— BEGIN Provided material —

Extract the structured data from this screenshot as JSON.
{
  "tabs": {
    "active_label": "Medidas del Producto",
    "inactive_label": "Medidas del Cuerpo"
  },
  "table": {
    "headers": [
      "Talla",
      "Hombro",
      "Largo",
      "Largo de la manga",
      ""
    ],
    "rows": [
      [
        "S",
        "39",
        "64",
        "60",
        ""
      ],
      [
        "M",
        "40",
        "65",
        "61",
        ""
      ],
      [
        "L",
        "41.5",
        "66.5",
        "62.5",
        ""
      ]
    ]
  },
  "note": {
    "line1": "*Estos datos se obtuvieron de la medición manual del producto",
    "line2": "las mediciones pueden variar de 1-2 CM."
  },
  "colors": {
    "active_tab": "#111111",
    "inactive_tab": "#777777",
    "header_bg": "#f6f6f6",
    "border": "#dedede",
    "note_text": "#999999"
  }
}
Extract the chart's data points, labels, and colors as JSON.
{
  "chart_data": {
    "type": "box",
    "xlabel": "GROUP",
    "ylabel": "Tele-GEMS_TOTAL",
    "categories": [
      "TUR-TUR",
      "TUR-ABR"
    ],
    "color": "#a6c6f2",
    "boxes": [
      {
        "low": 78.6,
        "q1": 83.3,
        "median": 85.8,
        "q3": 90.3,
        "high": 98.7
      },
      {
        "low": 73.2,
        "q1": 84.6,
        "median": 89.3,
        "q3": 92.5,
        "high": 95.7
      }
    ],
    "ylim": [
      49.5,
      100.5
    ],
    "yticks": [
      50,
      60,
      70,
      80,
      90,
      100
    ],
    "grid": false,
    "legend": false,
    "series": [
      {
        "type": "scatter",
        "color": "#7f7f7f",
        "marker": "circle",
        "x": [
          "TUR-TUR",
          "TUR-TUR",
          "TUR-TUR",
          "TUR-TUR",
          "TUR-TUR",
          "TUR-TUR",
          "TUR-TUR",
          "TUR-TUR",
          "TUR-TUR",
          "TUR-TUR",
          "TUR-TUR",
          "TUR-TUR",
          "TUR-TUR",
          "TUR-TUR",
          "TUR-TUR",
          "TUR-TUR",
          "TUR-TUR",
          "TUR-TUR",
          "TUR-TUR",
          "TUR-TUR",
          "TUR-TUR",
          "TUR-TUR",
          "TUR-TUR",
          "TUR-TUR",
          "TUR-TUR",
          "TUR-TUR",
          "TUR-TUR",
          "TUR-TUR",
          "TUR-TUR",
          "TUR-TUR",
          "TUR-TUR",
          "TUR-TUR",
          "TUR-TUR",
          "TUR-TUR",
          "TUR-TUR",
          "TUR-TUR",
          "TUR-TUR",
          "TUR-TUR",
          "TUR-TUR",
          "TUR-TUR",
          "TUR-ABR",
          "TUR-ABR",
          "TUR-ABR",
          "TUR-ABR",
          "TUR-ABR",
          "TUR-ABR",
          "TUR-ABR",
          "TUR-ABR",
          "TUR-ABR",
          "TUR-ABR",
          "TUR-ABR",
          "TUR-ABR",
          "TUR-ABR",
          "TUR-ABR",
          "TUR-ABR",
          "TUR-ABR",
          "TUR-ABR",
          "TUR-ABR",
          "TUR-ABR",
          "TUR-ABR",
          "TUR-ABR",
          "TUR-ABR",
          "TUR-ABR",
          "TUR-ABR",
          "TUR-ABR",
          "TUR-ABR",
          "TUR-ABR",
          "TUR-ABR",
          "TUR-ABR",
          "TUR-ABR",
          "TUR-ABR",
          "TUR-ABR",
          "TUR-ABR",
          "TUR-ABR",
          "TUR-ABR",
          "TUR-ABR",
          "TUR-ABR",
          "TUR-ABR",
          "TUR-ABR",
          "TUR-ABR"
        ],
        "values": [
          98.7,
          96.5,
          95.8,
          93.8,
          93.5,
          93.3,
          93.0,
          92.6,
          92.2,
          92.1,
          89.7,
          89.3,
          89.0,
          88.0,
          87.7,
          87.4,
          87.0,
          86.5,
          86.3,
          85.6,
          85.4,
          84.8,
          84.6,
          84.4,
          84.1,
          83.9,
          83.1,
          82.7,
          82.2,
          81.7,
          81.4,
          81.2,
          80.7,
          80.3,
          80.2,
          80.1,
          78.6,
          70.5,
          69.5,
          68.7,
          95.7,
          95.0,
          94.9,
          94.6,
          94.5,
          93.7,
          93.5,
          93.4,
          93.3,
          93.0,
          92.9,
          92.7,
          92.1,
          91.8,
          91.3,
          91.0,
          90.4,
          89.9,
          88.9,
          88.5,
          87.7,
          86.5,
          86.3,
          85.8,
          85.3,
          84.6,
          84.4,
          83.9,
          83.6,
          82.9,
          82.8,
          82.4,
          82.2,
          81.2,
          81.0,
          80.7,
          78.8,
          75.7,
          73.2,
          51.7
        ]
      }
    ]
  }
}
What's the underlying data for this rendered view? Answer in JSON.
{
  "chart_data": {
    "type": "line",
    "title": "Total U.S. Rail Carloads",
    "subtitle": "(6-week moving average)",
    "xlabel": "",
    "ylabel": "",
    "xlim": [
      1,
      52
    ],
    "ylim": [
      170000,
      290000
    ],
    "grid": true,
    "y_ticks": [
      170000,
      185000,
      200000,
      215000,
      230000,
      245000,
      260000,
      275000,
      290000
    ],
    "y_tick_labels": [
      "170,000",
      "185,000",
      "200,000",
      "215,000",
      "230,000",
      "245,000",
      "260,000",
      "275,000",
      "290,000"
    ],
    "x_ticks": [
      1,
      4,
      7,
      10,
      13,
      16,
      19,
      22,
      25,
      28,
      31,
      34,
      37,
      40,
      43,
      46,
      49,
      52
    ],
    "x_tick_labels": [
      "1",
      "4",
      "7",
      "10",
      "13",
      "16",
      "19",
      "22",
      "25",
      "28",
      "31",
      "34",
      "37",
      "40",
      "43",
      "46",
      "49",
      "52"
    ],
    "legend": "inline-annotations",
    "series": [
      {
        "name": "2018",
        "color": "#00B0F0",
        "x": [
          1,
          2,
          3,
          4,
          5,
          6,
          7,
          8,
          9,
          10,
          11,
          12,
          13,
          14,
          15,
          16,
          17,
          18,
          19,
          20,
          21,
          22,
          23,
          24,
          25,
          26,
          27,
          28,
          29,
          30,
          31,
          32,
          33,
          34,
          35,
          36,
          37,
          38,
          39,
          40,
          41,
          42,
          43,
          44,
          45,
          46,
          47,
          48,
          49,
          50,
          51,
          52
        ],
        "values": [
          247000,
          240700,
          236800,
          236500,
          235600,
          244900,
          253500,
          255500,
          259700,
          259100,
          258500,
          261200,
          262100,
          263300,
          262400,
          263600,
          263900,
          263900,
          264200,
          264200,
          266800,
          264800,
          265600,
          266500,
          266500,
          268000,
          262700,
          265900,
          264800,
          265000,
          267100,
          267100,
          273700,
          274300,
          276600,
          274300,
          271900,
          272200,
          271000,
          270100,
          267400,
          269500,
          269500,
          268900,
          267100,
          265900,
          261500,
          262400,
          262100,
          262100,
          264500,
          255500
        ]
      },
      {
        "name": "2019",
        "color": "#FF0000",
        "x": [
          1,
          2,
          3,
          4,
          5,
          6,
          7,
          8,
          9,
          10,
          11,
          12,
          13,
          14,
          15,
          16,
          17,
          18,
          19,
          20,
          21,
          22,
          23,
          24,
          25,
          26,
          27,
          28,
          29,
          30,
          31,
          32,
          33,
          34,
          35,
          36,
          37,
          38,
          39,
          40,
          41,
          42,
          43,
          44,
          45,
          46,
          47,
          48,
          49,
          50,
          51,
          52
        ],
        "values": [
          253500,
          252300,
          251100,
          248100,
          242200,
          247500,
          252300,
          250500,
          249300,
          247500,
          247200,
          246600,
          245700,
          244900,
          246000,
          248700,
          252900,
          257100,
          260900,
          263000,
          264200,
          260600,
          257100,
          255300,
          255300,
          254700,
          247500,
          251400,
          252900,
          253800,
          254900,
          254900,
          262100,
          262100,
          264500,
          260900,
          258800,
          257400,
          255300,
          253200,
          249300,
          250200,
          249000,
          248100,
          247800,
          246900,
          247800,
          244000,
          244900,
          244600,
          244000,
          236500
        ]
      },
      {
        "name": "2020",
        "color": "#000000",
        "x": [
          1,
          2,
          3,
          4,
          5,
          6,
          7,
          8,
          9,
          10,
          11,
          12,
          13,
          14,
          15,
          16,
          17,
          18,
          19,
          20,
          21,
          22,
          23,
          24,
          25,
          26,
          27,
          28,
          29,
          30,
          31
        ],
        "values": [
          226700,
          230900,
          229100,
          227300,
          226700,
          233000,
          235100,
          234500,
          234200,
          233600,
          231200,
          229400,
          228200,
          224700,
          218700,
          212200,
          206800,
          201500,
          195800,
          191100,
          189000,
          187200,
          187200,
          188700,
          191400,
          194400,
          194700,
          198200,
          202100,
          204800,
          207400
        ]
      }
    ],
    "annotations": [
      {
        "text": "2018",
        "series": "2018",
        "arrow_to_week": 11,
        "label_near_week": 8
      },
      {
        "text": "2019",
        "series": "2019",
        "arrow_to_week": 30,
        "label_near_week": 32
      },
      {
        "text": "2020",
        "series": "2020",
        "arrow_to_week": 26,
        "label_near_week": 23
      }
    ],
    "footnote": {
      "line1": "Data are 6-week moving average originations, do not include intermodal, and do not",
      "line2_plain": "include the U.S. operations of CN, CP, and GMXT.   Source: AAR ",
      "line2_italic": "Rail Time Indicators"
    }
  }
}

— END Provided material —

• [What is required]: From the listing above, collect each line in which the string "legend" appears.

• [Solution to the problem]:
    "legend": false,
    "legend": "inline-annotations",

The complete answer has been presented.